[Required work]
Single out the lines that include the word "Windows". Copy them.

[Data supplied]
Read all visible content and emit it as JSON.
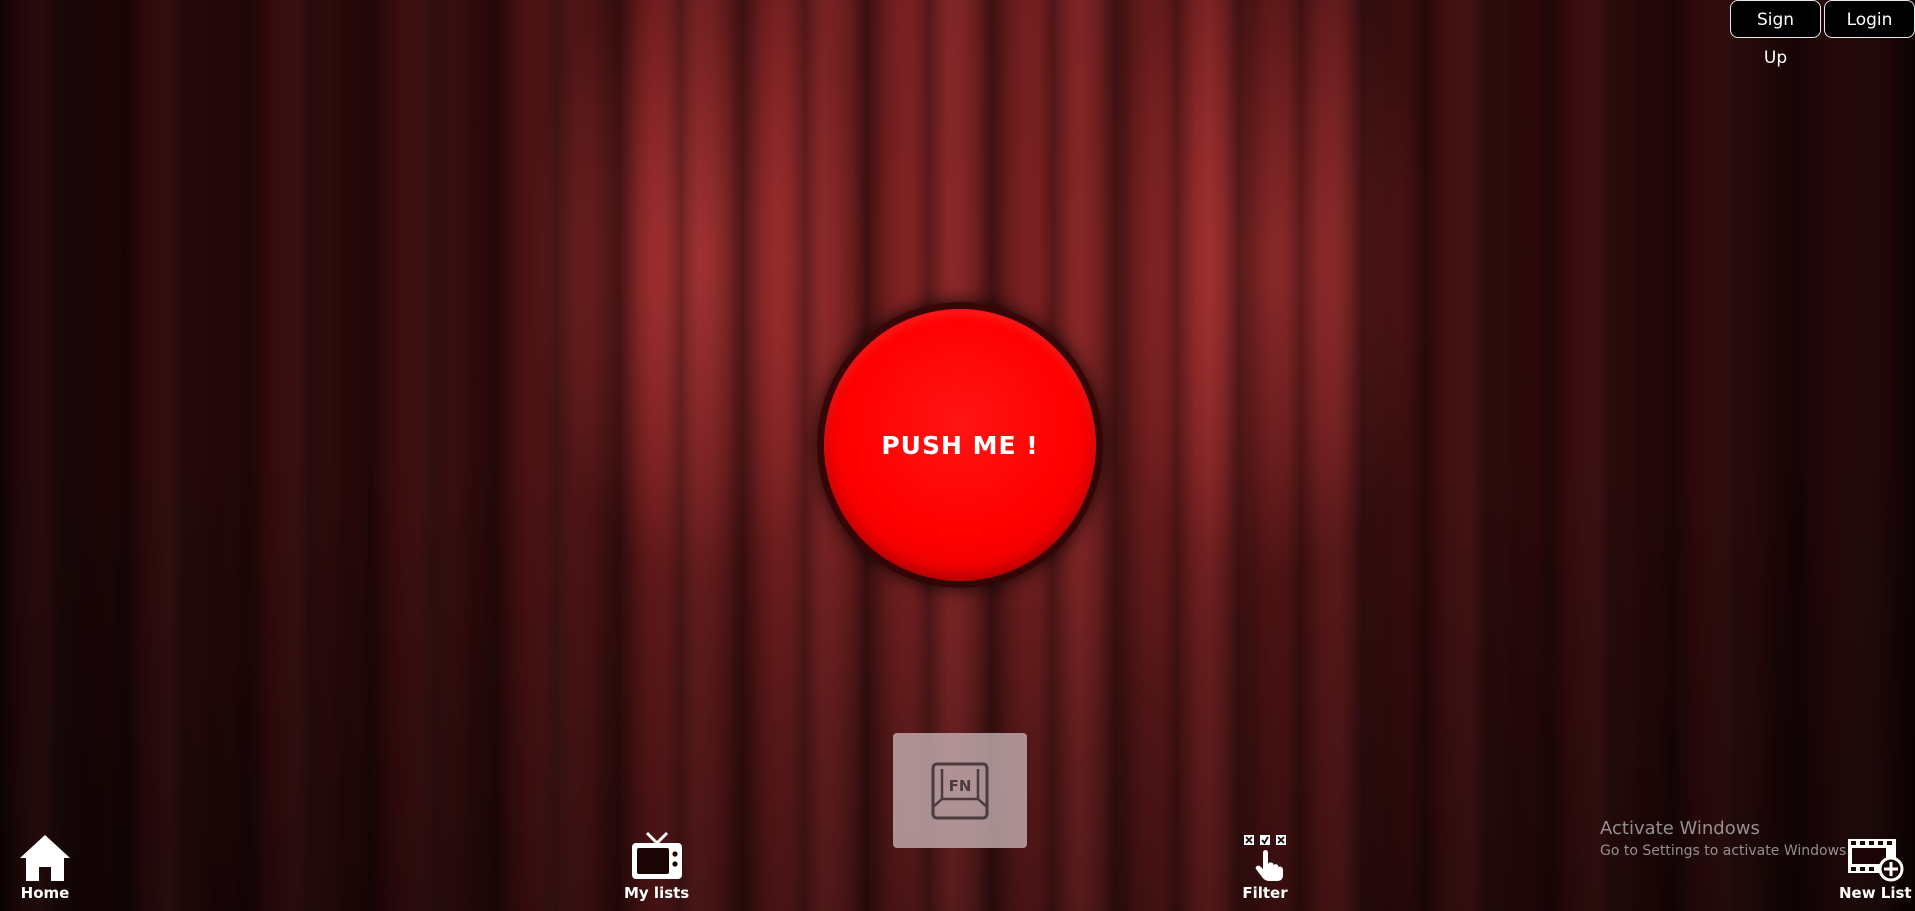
{
  "header": {
    "signup_label": "Sign Up",
    "login_label": "Login"
  },
  "main": {
    "push_button_label": "PUSH ME !",
    "fn_key_label": "FN"
  },
  "bottom_nav": {
    "home_label": "Home",
    "my_lists_label": "My lists",
    "filter_label": "Filter",
    "new_list_label": "New List"
  },
  "watermark": {
    "title": "Activate Windows",
    "subtitle": "Go to Settings to activate Windows."
  },
  "icons": {
    "home": "home-icon",
    "my_lists": "tv-icon",
    "filter": "filter-hand-icon",
    "new_list": "film-plus-icon",
    "fn": "fn-key-icon"
  },
  "colors": {
    "button_red": "#ff0000",
    "curtain": "#7b2223",
    "fn_key_bg": "#c8b4b6"
  }
}
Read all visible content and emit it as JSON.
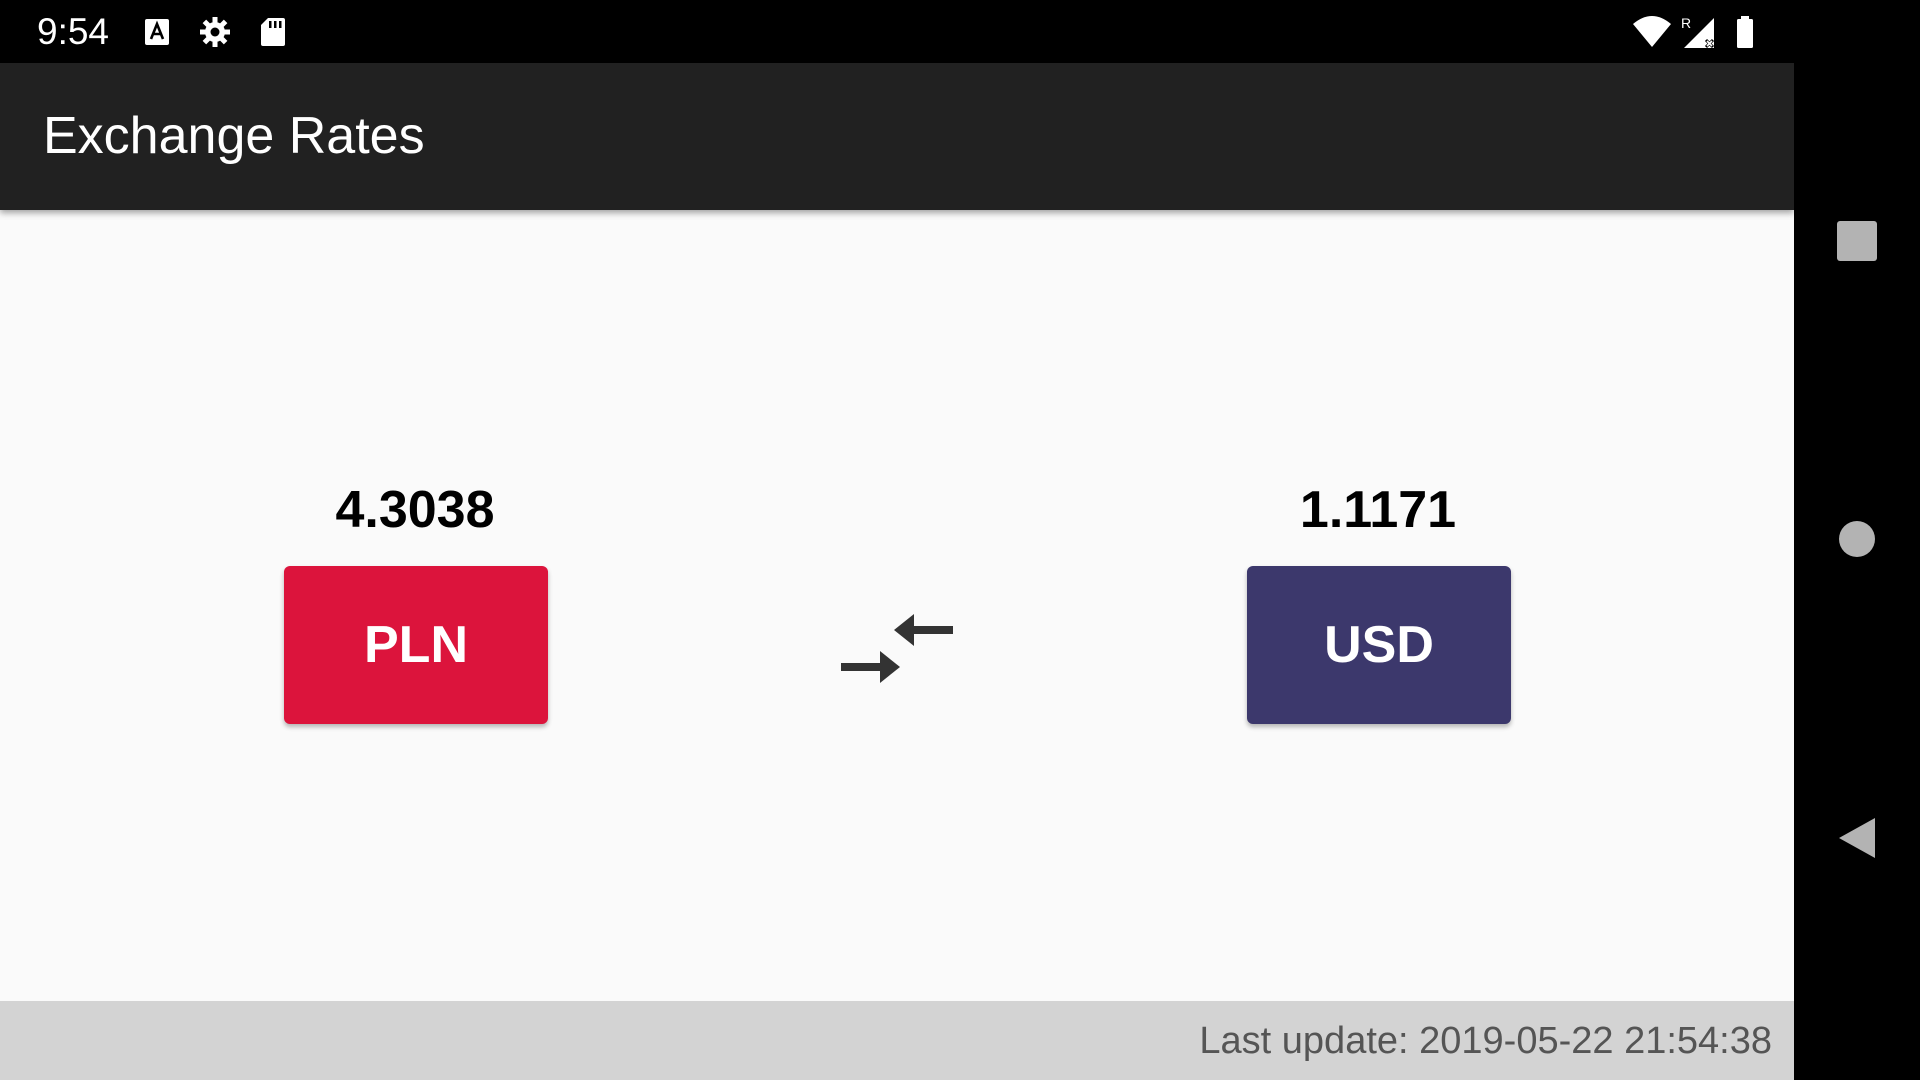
{
  "status_bar": {
    "time": "9:54",
    "left_icons": [
      "a-keyboard-icon",
      "gear-icon",
      "sd-card-icon"
    ],
    "right_icons": [
      "wifi-icon",
      "signal-roaming-icon",
      "battery-icon"
    ],
    "roaming_letter": "R"
  },
  "app_bar": {
    "title": "Exchange Rates"
  },
  "rates": {
    "left": {
      "value": "4.3038",
      "currency": "PLN",
      "color": "#dc143c"
    },
    "right": {
      "value": "1.1171",
      "currency": "USD",
      "color": "#3c386c"
    },
    "swap_icon": "swap-arrows-icon"
  },
  "footer": {
    "last_update_label": "Last update:",
    "last_update_value": "2019-05-22 21:54:38"
  },
  "nav_bar": {
    "icons": [
      "recents-square-icon",
      "home-circle-icon",
      "back-triangle-icon"
    ]
  },
  "colors": {
    "app_bar": "#212121",
    "background": "#fafafa",
    "footer": "#d3d3d3"
  }
}
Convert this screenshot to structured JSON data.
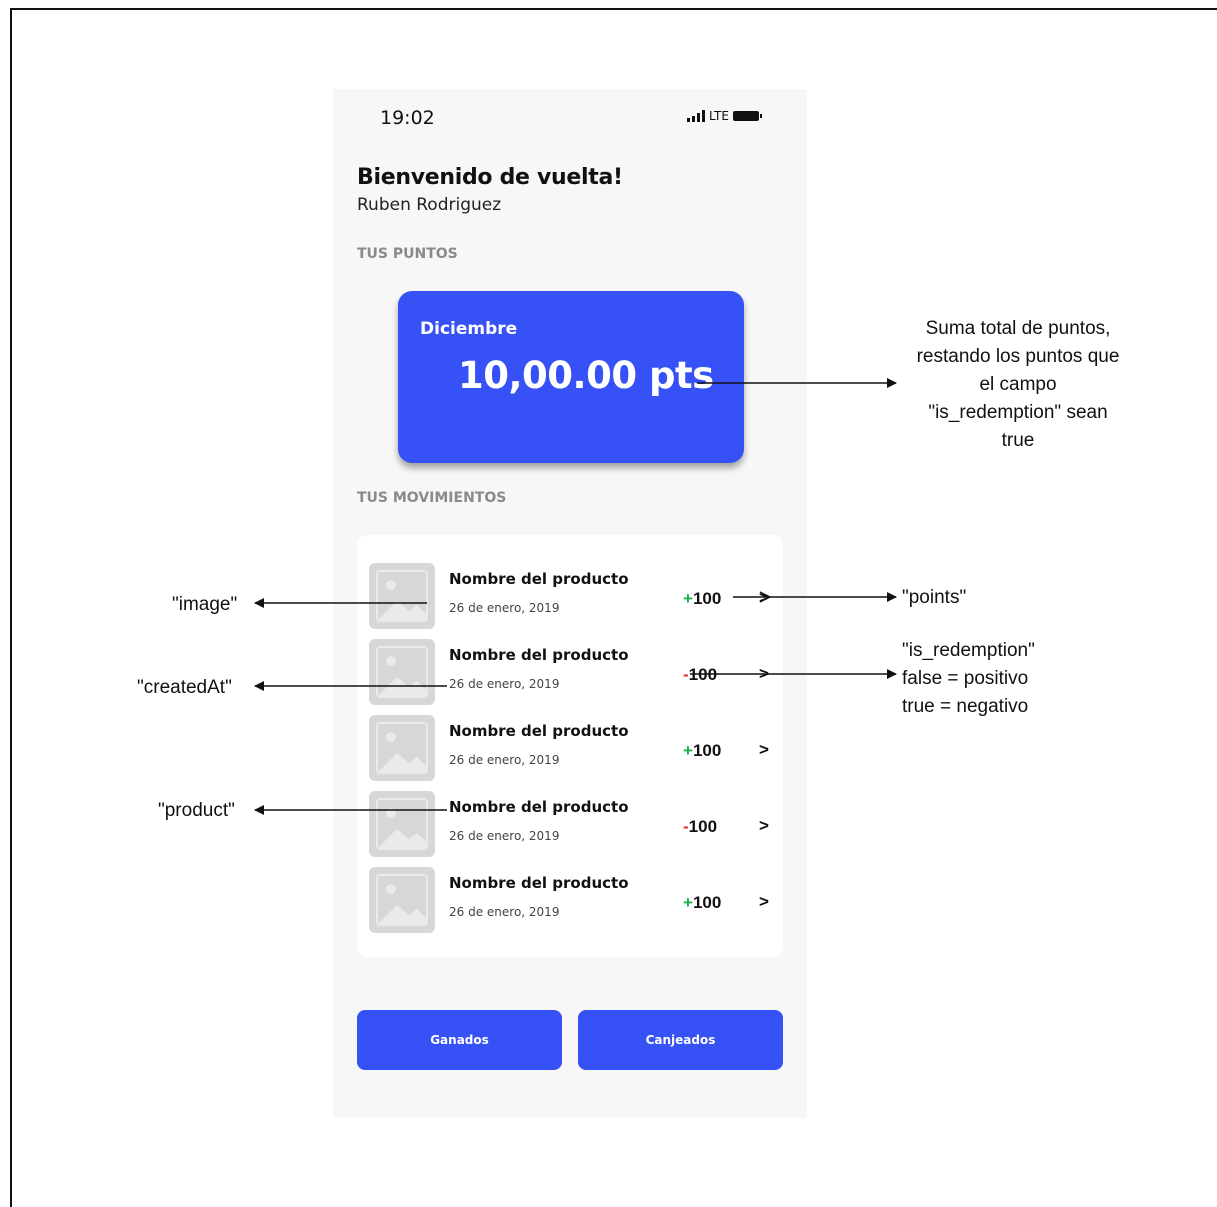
{
  "phone": {
    "status_time": "19:02",
    "network_label": "LTE",
    "welcome_title": "Bienvenido de vuelta!",
    "user_name": "Ruben Rodriguez",
    "points_section_label": "TUS PUNTOS",
    "points_card": {
      "month": "Diciembre",
      "points": "10,00.00 pts"
    },
    "movements_section_label": "TUS MOVIMIENTOS",
    "movements": [
      {
        "product": "Nombre del producto",
        "date": "26 de enero, 2019",
        "sign": "+",
        "amount": "100",
        "chevron": ">"
      },
      {
        "product": "Nombre del producto",
        "date": "26 de enero, 2019",
        "sign": "-",
        "amount": "100",
        "chevron": ">"
      },
      {
        "product": "Nombre del producto",
        "date": "26 de enero, 2019",
        "sign": "+",
        "amount": "100",
        "chevron": ">"
      },
      {
        "product": "Nombre del producto",
        "date": "26 de enero, 2019",
        "sign": "-",
        "amount": "100",
        "chevron": ">"
      },
      {
        "product": "Nombre del producto",
        "date": "26 de enero, 2019",
        "sign": "+",
        "amount": "100",
        "chevron": ">"
      }
    ],
    "buttons": {
      "earned": "Ganados",
      "redeemed": "Canjeados"
    }
  },
  "annotations": {
    "total_points": [
      "Suma total de puntos,",
      "restando los puntos que",
      "el campo",
      "\"is_redemption\" sean",
      "true"
    ],
    "points": "\"points\"",
    "is_redemption": [
      "\"is_redemption\"",
      "false = positivo",
      "true = negativo"
    ],
    "image": "\"image\"",
    "created_at": "\"createdAt\"",
    "product": "\"product\""
  },
  "colors": {
    "primary": "#3651f6",
    "positive": "#22b14c",
    "negative": "#e03131",
    "background": "#f7f7f7"
  }
}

[Finished exercise]
    "title": "Activate Windows",
    "subtitle": "Go to Settings to activate Windows."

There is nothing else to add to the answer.